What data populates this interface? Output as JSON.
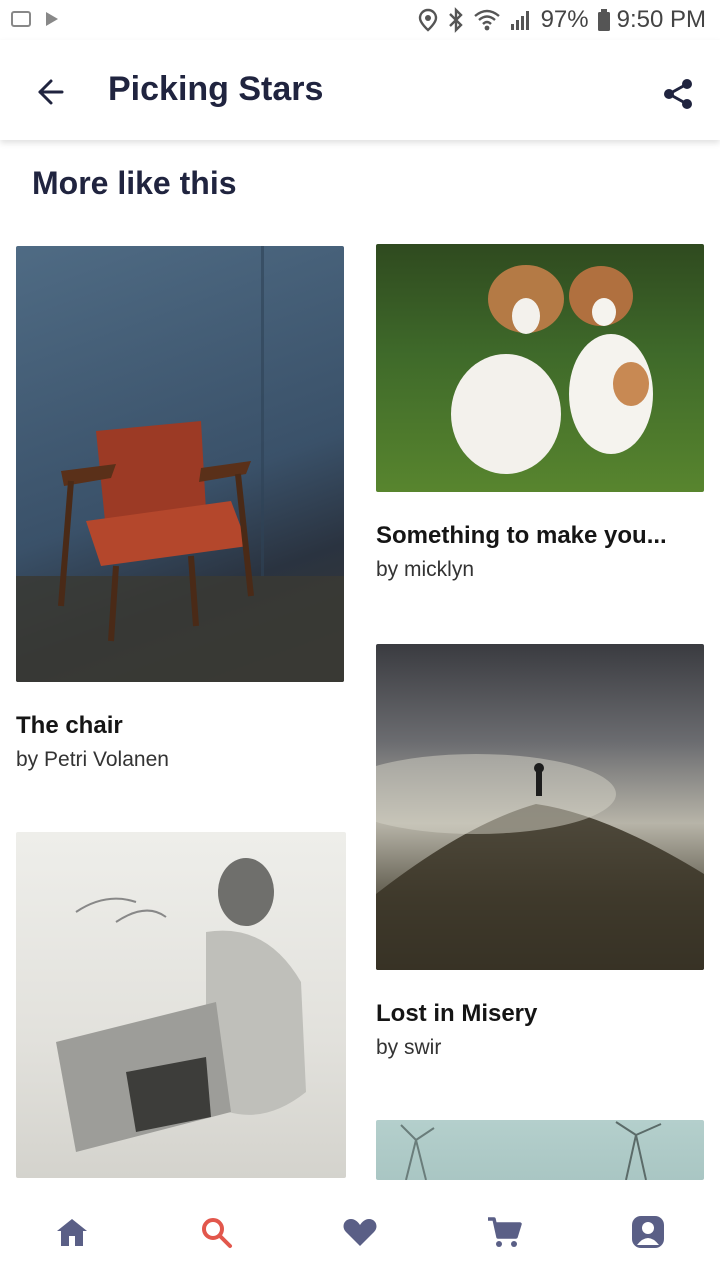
{
  "status_bar": {
    "battery_percent": "97%",
    "time": "9:50 PM"
  },
  "app_bar": {
    "title": "Picking Stars",
    "back_icon": "arrow-left-icon",
    "share_icon": "share-icon"
  },
  "section": {
    "title": "More like this"
  },
  "cards": [
    {
      "title": "The chair",
      "author": "by Petri Volanen"
    },
    {
      "title": "Something to make you...",
      "author": "by micklyn"
    },
    {
      "title": "Lost in Misery",
      "author": "by swir"
    },
    {
      "title": "",
      "author": ""
    },
    {
      "title": "",
      "author": ""
    }
  ],
  "bottom_nav": {
    "items": [
      {
        "icon": "home-icon"
      },
      {
        "icon": "search-icon"
      },
      {
        "icon": "heart-icon"
      },
      {
        "icon": "cart-icon"
      },
      {
        "icon": "profile-icon"
      }
    ],
    "colors": {
      "default": "#5a5f86",
      "active": "#e2574c"
    }
  }
}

* **What is being asked**
Copy out each line of the entries that holds "author".

* **Exercise answer**
      "author": "by Petri Volanen"
      "author": "by micklyn"
      "author": "by swir"
      "author": ""
      "author": ""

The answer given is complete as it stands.